[Figure content listings]
↓

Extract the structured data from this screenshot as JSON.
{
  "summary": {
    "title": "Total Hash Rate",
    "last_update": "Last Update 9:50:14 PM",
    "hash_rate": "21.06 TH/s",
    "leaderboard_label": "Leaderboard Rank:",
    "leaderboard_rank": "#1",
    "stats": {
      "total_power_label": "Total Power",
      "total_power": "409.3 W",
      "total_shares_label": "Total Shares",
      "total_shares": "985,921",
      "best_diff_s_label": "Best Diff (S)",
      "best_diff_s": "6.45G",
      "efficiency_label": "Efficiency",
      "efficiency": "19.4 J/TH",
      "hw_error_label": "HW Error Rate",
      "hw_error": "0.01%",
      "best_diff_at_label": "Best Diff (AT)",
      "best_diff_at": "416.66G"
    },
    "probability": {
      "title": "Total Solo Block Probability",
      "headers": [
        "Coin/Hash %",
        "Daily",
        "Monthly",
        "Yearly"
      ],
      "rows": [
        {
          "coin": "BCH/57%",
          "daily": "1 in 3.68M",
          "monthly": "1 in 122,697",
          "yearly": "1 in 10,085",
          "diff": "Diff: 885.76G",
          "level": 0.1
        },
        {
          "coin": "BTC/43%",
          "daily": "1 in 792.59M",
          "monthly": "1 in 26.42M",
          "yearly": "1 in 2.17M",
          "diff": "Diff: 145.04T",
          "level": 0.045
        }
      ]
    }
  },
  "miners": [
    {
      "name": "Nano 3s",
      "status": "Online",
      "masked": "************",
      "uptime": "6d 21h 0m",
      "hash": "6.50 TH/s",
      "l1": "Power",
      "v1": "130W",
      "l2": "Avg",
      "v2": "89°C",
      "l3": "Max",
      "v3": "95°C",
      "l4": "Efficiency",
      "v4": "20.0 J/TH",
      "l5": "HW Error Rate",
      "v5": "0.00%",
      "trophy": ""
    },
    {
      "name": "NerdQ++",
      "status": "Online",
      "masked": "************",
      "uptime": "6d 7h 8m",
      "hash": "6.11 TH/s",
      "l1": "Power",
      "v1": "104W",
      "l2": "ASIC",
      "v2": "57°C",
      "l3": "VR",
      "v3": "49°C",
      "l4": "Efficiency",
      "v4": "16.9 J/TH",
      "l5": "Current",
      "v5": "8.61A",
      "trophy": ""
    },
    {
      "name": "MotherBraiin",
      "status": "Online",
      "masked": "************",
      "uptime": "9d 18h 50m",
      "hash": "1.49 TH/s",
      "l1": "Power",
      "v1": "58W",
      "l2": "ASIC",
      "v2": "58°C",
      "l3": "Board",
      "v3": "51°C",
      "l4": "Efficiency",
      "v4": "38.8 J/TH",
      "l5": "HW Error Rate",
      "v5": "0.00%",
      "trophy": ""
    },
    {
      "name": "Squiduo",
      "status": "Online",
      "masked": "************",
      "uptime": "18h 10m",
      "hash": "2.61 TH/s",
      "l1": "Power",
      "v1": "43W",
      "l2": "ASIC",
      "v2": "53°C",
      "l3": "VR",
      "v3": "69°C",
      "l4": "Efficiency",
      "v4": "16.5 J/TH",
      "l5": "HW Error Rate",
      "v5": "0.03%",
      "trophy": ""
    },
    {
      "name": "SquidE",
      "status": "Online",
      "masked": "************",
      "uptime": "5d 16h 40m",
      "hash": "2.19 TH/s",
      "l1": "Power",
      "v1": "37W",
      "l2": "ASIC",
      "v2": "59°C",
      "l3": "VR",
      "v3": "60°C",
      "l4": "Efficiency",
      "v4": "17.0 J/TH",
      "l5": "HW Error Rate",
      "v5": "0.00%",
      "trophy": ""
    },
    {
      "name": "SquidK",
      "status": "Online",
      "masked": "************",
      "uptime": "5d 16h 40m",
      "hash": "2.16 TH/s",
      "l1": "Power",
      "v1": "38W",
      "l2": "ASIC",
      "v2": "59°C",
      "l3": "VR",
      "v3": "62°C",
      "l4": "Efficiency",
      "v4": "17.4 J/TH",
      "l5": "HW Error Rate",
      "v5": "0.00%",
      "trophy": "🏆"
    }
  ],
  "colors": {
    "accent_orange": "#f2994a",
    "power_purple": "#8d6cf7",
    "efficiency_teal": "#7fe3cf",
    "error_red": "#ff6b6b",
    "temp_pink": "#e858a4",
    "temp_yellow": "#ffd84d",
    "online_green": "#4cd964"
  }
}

↑

→ **TASK OBJECTIVE**: Copy out the material word for word and line for line.

→ **FULL RESPONSE**:
Extract the structured data from this screenshot as JSON.
{
  "summary": {
    "title": "Total Hash Rate",
    "last_update": "Last Update 9:50:14 PM",
    "hash_rate": "21.06 TH/s",
    "leaderboard_label": "Leaderboard Rank:",
    "leaderboard_rank": "#1",
    "stats": {
      "total_power_label": "Total Power",
      "total_power": "409.3 W",
      "total_shares_label": "Total Shares",
      "total_shares": "985,921",
      "best_diff_s_label": "Best Diff (S)",
      "best_diff_s": "6.45G",
      "efficiency_label": "Efficiency",
      "efficiency": "19.4 J/TH",
      "hw_error_label": "HW Error Rate",
      "hw_error": "0.01%",
      "best_diff_at_label": "Best Diff (AT)",
      "best_diff_at": "416.66G"
    },
    "probability": {
      "title": "Total Solo Block Probability",
      "headers": [
        "Coin/Hash %",
        "Daily",
        "Monthly",
        "Yearly"
      ],
      "rows": [
        {
          "coin": "BCH/57%",
          "daily": "1 in 3.68M",
          "monthly": "1 in 122,697",
          "yearly": "1 in 10,085",
          "diff": "Diff: 885.76G",
          "level": 0.1
        },
        {
          "coin": "BTC/43%",
          "daily": "1 in 792.59M",
          "monthly": "1 in 26.42M",
          "yearly": "1 in 2.17M",
          "diff": "Diff: 145.04T",
          "level": 0.045
        }
      ]
    }
  },
  "miners": [
    {
      "name": "Nano 3s",
      "status": "Online",
      "masked": "************",
      "uptime": "6d 21h 0m",
      "hash": "6.50 TH/s",
      "l1": "Power",
      "v1": "130W",
      "l2": "Avg",
      "v2": "89°C",
      "l3": "Max",
      "v3": "95°C",
      "l4": "Efficiency",
      "v4": "20.0 J/TH",
      "l5": "HW Error Rate",
      "v5": "0.00%",
      "trophy": ""
    },
    {
      "name": "NerdQ++",
      "status": "Online",
      "masked": "************",
      "uptime": "6d 7h 8m",
      "hash": "6.11 TH/s",
      "l1": "Power",
      "v1": "104W",
      "l2": "ASIC",
      "v2": "57°C",
      "l3": "VR",
      "v3": "49°C",
      "l4": "Efficiency",
      "v4": "16.9 J/TH",
      "l5": "Current",
      "v5": "8.61A",
      "trophy": ""
    },
    {
      "name": "MotherBraiin",
      "status": "Online",
      "masked": "************",
      "uptime": "9d 18h 50m",
      "hash": "1.49 TH/s",
      "l1": "Power",
      "v1": "58W",
      "l2": "ASIC",
      "v2": "58°C",
      "l3": "Board",
      "v3": "51°C",
      "l4": "Efficiency",
      "v4": "38.8 J/TH",
      "l5": "HW Error Rate",
      "v5": "0.00%",
      "trophy": ""
    },
    {
      "name": "Squiduo",
      "status": "Online",
      "masked": "************",
      "uptime": "18h 10m",
      "hash": "2.61 TH/s",
      "l1": "Power",
      "v1": "43W",
      "l2": "ASIC",
      "v2": "53°C",
      "l3": "VR",
      "v3": "69°C",
      "l4": "Efficiency",
      "v4": "16.5 J/TH",
      "l5": "HW Error Rate",
      "v5": "0.03%",
      "trophy": ""
    },
    {
      "name": "SquidE",
      "status": "Online",
      "masked": "************",
      "uptime": "5d 16h 40m",
      "hash": "2.19 TH/s",
      "l1": "Power",
      "v1": "37W",
      "l2": "ASIC",
      "v2": "59°C",
      "l3": "VR",
      "v3": "60°C",
      "l4": "Efficiency",
      "v4": "17.0 J/TH",
      "l5": "HW Error Rate",
      "v5": "0.00%",
      "trophy": ""
    },
    {
      "name": "SquidK",
      "status": "Online",
      "masked": "************",
      "uptime": "5d 16h 40m",
      "hash": "2.16 TH/s",
      "l1": "Power",
      "v1": "38W",
      "l2": "ASIC",
      "v2": "59°C",
      "l3": "VR",
      "v3": "62°C",
      "l4": "Efficiency",
      "v4": "17.4 J/TH",
      "l5": "HW Error Rate",
      "v5": "0.00%",
      "trophy": "🏆"
    }
  ],
  "colors": {
    "accent_orange": "#f2994a",
    "power_purple": "#8d6cf7",
    "efficiency_teal": "#7fe3cf",
    "error_red": "#ff6b6b",
    "temp_pink": "#e858a4",
    "temp_yellow": "#ffd84d",
    "online_green": "#4cd964"
  }
}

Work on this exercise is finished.